Requirement ▸ Drop the pictures, then extract the listing word for word.

(Dataset rows about figures)

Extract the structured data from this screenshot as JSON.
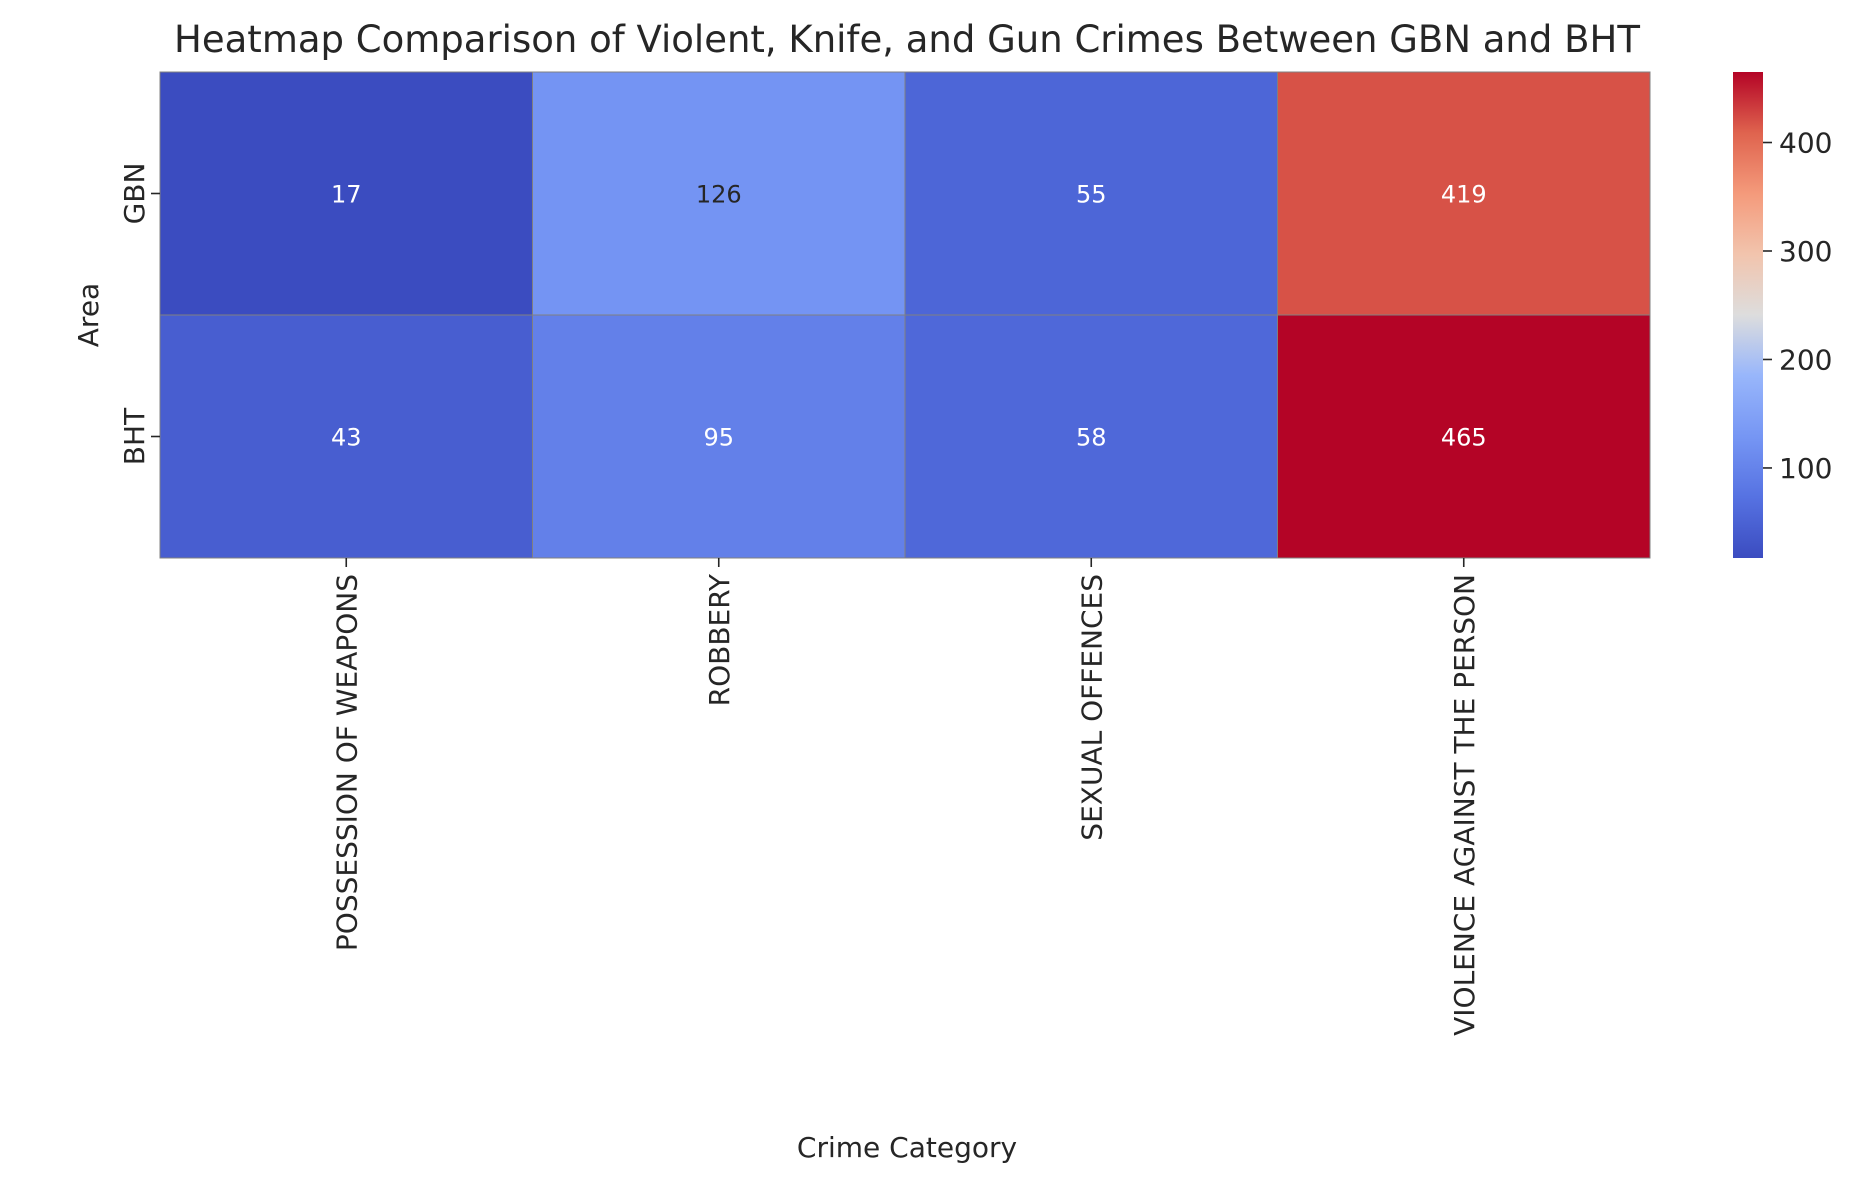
{
  "chart_data": {
    "type": "heatmap",
    "title": "Heatmap Comparison of Violent, Knife, and Gun Crimes Between GBN and BHT",
    "xlabel": "Crime Category",
    "ylabel": "Area",
    "x_categories": [
      "POSSESSION OF WEAPONS",
      "ROBBERY",
      "SEXUAL OFFENCES",
      "VIOLENCE AGAINST THE PERSON"
    ],
    "y_categories": [
      "GBN",
      "BHT"
    ],
    "values": [
      [
        17,
        126,
        55,
        419
      ],
      [
        43,
        95,
        58,
        465
      ]
    ],
    "colormap": "coolwarm",
    "annotated": true,
    "colorbar": {
      "range": [
        17,
        465
      ],
      "ticks": [
        100,
        200,
        300,
        400
      ],
      "tick_labels": [
        "100",
        "200",
        "300",
        "400"
      ]
    },
    "grid": false
  }
}
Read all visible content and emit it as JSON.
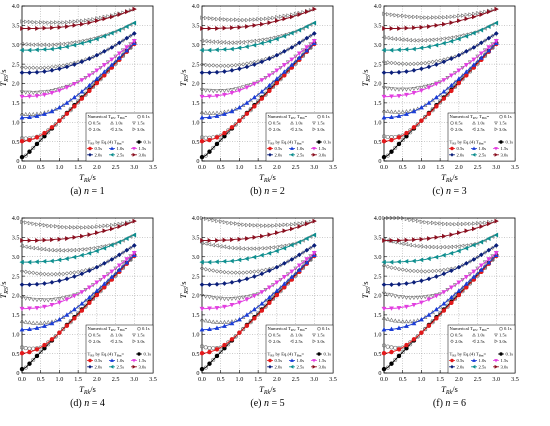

Final result ▸
Extract the structured data from this screenshot as JSON.
{
  "chart_data": {
    "type": "heatmap",
    "title": "Heatmap Comparison of Violent, Knife, and Gun Crimes Between GBN and BHT",
    "xlabel": "Crime Category",
    "ylabel": "Area",
    "x_categories": [
      "POSSESSION OF WEAPONS",
      "ROBBERY",
      "SEXUAL OFFENCES",
      "VIOLENCE AGAINST THE PERSON"
    ],
    "y_categories": [
      "GBN",
      "BHT"
    ],
    "values": [
      [
        17,
        126,
        55,
        419
      ],
      [
        43,
        95,
        58,
        465
      ]
    ],
    "colormap": "coolwarm",
    "annotated": true,
    "colorbar": {
      "range": [
        17,
        465
      ],
      "ticks": [
        100,
        200,
        300,
        400
      ],
      "tick_labels": [
        "100",
        "200",
        "300",
        "400"
      ]
    },
    "grid": false
  }
}
Read all visible content and emit it as JSON.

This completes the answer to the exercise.